• **GIVEN PASSAGE**
==============================

If an error occurs, query processing is terminated,
so nothing needs to be cached.
PostgreSQL doesn't cache function results, immutable
or not:
CREATE OR REPLACE FUNCTION i(integer) RETURNS integer
LANGUAGE plpgsql IMMUTABLE STRICT AS
$$BEGIN
RAISE NOTICE 'Called for %', $1;
RETURN $1;
END$$;
WITH t(t) AS (VALUES (1), (2), (1))
SELECT i(t) FROM t;
NOTICE: Called for 1
NOTICE: Called for 2
NOTICE: Called for 1
i
---
1
2
1
(3 rows)
The difference is that an immutable function, when applied
to a constant, can be evaluated at query planning time:
WITH t(t) AS (VALUES (1), (2), (1))
SELECT i(42) FROM t;
NOTICE: Called for 42
i
----
42
42
42
(3 rows)
Notice that the function was evaluated only once.
> The use case is a table books(book_id NOT NULL PRIMARY KEY, type_id) wherein type_id is considered
> immutable (enforced with a trigger).
No database object is immutable (note that "immutable"
means something else here than in the case of a function,
so don't mix those up).
You can, for example, drop the table.

==============================

• **Element region listings**
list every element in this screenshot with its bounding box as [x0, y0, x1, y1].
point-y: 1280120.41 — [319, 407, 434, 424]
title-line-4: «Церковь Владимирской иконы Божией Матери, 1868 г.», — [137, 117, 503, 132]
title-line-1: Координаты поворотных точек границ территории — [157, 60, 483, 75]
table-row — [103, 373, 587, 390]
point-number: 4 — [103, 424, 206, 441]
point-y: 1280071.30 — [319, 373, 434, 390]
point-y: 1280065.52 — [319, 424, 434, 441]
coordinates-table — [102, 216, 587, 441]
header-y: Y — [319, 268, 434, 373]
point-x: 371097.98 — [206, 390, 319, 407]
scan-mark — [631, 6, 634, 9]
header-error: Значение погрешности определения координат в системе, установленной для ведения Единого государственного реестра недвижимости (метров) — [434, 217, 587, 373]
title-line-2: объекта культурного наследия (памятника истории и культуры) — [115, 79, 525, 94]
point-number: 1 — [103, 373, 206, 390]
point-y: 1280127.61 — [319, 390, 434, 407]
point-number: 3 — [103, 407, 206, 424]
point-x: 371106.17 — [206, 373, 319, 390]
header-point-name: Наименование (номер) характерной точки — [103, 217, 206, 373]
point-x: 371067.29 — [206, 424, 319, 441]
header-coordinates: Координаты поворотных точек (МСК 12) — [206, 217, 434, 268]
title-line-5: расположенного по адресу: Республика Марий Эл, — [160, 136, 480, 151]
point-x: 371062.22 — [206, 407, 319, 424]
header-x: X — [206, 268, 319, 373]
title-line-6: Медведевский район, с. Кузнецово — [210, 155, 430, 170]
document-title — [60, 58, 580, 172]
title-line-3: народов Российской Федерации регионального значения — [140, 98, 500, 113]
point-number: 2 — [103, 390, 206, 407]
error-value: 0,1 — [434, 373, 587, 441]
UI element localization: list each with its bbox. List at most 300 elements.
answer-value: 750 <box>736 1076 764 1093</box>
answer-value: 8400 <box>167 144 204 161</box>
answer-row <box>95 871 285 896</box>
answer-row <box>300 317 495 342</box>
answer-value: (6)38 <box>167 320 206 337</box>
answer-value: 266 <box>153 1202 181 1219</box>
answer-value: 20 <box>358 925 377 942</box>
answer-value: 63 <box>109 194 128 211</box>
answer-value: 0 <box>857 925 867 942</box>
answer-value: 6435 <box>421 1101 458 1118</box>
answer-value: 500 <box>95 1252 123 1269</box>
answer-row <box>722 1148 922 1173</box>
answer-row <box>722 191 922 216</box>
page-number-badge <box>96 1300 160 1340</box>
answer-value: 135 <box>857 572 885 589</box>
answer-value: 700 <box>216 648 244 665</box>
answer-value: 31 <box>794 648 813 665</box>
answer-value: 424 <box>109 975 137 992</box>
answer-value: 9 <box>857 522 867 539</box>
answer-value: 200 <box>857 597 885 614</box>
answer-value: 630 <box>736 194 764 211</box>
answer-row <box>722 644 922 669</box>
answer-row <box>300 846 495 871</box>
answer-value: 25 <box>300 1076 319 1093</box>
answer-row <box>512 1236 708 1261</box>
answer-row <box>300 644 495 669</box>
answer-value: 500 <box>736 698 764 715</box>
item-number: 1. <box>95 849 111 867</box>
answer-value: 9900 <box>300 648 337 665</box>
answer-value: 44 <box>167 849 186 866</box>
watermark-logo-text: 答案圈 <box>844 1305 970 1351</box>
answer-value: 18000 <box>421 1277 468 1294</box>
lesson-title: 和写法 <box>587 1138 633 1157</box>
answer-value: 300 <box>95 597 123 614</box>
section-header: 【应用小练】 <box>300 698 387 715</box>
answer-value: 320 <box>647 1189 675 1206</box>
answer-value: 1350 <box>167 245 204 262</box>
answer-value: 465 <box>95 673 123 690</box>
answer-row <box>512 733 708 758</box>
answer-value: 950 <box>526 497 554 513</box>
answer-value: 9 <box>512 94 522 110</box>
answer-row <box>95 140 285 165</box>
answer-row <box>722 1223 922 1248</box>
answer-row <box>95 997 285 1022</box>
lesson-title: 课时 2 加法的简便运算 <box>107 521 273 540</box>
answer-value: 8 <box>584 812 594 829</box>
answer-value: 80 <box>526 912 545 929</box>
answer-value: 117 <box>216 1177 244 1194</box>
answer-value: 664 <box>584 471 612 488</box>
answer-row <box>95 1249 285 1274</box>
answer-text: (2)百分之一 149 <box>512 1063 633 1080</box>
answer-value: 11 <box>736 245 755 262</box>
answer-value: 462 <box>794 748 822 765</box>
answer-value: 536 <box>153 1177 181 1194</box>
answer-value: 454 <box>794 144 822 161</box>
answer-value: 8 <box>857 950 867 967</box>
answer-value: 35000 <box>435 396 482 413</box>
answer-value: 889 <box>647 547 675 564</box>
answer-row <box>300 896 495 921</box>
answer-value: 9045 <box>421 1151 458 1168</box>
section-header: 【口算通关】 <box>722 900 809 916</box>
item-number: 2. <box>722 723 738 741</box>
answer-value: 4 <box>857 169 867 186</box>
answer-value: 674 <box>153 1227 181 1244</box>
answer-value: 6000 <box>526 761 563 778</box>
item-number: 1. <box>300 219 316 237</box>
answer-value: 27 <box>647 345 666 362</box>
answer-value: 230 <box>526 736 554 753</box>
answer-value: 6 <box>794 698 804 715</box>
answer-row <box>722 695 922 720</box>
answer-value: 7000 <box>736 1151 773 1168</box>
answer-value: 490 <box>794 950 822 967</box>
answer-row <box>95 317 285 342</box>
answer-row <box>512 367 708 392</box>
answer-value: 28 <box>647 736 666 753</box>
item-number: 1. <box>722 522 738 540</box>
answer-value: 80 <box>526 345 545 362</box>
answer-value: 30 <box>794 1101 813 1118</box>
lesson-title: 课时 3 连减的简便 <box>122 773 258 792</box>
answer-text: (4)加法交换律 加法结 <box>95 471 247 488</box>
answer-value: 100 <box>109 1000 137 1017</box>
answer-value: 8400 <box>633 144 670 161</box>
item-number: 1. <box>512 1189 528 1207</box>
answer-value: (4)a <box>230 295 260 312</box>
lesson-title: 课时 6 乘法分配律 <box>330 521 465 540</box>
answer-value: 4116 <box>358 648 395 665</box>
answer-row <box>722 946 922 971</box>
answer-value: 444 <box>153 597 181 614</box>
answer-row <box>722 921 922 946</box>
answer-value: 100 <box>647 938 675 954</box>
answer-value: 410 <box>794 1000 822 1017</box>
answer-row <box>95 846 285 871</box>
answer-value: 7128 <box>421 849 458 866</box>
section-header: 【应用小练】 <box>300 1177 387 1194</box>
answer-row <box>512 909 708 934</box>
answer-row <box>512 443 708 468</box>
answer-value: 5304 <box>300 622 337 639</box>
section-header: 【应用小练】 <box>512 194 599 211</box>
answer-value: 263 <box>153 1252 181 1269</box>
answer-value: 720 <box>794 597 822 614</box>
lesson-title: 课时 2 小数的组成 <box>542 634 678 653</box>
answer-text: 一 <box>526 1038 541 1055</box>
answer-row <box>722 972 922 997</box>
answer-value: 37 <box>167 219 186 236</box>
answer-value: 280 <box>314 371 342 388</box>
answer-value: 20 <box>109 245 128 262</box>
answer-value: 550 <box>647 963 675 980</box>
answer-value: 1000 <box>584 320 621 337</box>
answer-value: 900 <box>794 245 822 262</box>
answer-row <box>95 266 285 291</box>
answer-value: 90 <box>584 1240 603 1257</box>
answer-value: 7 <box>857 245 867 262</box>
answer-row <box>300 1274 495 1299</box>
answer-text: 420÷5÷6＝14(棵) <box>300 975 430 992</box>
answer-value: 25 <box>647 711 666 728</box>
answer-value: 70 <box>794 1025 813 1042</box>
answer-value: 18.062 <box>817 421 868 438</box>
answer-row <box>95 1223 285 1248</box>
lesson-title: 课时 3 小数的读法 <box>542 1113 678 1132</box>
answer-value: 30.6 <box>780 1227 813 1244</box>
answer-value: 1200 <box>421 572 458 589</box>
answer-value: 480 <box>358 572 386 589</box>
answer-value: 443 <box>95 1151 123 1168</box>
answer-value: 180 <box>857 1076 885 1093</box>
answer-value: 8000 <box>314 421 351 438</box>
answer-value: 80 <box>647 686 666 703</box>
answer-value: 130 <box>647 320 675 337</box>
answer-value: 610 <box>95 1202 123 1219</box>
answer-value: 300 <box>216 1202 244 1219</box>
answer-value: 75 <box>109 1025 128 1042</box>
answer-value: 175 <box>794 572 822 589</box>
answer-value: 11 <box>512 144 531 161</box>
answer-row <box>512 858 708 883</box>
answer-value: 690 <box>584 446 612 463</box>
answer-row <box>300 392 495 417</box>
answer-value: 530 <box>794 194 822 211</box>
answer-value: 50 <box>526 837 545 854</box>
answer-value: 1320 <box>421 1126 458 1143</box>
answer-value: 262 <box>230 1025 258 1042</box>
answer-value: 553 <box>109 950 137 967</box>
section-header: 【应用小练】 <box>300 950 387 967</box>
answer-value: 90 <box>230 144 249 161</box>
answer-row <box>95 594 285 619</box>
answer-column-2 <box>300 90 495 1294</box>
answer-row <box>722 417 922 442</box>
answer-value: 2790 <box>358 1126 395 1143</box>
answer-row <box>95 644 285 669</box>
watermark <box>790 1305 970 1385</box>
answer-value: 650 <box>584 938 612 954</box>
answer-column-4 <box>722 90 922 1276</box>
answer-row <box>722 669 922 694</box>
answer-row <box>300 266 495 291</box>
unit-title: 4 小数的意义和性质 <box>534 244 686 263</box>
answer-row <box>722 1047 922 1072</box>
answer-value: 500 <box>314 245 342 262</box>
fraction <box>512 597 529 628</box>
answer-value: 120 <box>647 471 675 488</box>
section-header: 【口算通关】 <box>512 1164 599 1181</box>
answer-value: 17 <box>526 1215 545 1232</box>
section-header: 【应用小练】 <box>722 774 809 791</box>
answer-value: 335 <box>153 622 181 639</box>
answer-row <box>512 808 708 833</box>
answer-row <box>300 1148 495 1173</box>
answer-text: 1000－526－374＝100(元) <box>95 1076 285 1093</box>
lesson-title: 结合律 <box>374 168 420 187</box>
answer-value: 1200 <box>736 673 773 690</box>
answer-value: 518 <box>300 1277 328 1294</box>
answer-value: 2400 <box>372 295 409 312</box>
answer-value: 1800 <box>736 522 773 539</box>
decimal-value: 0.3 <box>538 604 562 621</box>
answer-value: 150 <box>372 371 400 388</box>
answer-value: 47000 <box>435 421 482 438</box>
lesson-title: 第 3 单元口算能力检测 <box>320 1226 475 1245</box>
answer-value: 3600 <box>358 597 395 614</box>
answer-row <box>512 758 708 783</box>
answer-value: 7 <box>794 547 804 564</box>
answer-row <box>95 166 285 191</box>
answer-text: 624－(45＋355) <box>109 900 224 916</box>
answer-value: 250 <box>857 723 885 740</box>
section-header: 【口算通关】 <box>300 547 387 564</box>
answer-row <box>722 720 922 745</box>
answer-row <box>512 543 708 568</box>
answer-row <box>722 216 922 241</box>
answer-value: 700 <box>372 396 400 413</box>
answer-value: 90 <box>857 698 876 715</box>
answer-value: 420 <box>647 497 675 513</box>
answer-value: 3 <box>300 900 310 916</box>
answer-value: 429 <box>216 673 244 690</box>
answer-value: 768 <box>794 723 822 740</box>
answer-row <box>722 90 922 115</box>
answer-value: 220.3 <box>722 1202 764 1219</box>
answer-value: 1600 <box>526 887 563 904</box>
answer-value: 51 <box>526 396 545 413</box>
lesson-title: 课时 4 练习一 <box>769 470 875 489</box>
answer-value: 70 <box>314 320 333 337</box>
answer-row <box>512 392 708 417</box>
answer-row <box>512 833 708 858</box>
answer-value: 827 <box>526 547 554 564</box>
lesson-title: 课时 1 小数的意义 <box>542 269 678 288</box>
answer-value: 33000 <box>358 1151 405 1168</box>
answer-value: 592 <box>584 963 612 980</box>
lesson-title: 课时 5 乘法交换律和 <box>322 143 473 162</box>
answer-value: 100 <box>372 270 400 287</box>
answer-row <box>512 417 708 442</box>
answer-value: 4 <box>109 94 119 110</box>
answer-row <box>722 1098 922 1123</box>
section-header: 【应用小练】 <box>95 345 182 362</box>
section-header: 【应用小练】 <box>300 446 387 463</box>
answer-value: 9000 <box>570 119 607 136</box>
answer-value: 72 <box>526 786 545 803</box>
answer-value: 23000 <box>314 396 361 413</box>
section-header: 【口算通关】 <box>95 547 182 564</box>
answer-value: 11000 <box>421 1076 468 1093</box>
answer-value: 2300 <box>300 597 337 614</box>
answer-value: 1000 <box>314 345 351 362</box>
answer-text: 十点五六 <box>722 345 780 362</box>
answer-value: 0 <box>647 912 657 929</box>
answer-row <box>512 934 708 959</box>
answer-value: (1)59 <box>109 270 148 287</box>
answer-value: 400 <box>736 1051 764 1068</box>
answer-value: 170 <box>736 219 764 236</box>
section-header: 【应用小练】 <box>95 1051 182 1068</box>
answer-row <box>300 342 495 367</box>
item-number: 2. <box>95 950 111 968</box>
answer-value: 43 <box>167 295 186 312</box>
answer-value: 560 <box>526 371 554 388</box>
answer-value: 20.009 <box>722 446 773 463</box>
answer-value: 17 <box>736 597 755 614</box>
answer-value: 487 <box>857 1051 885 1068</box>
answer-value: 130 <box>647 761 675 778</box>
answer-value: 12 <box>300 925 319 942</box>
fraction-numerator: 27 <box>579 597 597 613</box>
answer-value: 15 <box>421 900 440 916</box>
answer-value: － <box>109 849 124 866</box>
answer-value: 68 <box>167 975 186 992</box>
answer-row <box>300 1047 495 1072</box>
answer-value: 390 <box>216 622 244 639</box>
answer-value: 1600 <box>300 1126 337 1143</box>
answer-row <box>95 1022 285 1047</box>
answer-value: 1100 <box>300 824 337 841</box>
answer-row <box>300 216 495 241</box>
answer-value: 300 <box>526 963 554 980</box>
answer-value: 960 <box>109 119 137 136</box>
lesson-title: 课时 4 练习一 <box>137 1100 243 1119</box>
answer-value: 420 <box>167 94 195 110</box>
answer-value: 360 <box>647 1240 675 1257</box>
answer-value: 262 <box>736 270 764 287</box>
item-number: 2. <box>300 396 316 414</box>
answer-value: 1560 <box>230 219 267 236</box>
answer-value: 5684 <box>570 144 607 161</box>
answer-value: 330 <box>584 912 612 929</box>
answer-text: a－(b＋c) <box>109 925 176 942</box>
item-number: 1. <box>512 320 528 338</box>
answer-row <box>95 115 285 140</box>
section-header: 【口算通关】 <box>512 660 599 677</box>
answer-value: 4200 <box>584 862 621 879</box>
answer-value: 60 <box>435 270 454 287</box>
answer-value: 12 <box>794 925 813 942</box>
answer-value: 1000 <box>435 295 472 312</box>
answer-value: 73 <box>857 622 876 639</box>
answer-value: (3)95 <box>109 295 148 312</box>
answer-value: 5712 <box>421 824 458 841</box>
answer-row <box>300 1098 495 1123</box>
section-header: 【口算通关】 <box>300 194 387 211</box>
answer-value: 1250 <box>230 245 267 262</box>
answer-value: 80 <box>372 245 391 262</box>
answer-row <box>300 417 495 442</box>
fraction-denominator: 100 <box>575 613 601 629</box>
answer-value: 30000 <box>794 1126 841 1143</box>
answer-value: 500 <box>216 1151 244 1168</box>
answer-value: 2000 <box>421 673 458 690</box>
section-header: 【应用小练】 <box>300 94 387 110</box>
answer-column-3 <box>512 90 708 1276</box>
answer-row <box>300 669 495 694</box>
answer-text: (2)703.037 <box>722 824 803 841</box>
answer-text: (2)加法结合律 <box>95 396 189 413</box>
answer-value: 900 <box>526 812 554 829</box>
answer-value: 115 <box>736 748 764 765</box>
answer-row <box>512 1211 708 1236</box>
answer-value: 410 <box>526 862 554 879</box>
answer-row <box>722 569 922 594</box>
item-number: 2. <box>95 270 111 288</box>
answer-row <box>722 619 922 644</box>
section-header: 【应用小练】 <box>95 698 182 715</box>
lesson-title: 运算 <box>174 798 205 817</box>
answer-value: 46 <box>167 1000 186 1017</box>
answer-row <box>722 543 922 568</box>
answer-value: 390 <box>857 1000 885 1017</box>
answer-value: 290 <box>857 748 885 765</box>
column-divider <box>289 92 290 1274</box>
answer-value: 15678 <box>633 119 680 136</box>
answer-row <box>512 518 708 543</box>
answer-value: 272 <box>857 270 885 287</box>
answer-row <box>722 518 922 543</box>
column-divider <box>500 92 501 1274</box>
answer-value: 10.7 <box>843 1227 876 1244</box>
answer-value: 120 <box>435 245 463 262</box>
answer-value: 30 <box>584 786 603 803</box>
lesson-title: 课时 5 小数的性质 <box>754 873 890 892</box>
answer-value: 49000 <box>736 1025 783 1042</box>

==============================

• **EXERCISE TASK A**
Transcribe the entire PostgreSQL passage on immutable functions and caching, character for character.
• **EXERCISE TASK B**
In the listings, take every line from the first one through the line containing "scan-mark — [631, 6, 634, 9]", and rename "point-y" to "coord-y" in each. Return only those lines, otherwise unchanged.
The listings are unrelated to the PostgreSQL passage.

• **CORRECT OUTPUT A**
If an error occurs, query processing is terminated,
so nothing needs to be cached.
PostgreSQL doesn't cache function results, immutable
or not:
CREATE OR REPLACE FUNCTION i(integer) RETURNS integer
LANGUAGE plpgsql IMMUTABLE STRICT AS
$$BEGIN
RAISE NOTICE 'Called for %', $1;
RETURN $1;
END$$;
WITH t(t) AS (VALUES (1), (2), (1))
SELECT i(t) FROM t;
NOTICE: Called for 1
NOTICE: Called for 2
NOTICE: Called for 1
i
---
1
2
1
(3 rows)
The difference is that an immutable function, when applied
to a constant, can be evaluated at query planning time:
WITH t(t) AS (VALUES (1), (2), (1))
SELECT i(42) FROM t;
NOTICE: Called for 42
i
----
42
42
42
(3 rows)
Notice that the function was evaluated only once.
> The use case is a table books(book_id NOT NULL PRIMARY KEY, type_id) wherein type_id is considered
> immutable (enforced with a trigger).
No database object is immutable (note that "immutable"
means something else here than in the case of a function,
so don't mix those up).
You can, for example, drop the table.

• **CORRECT OUTPUT B**
list every element in this screenshot with its bounding box as [x0, y0, x1, y1].
coord-y: 1280120.41 — [319, 407, 434, 424]
title-line-4: «Церковь Владимирской иконы Божией Матери, 1868 г.», — [137, 117, 503, 132]
title-line-1: Координаты поворотных точек границ территории — [157, 60, 483, 75]
table-row — [103, 373, 587, 390]
point-number: 4 — [103, 424, 206, 441]
coord-y: 1280071.30 — [319, 373, 434, 390]
coord-y: 1280065.52 — [319, 424, 434, 441]
coordinates-table — [102, 216, 587, 441]
header-y: Y — [319, 268, 434, 373]
point-x: 371097.98 — [206, 390, 319, 407]
scan-mark — [631, 6, 634, 9]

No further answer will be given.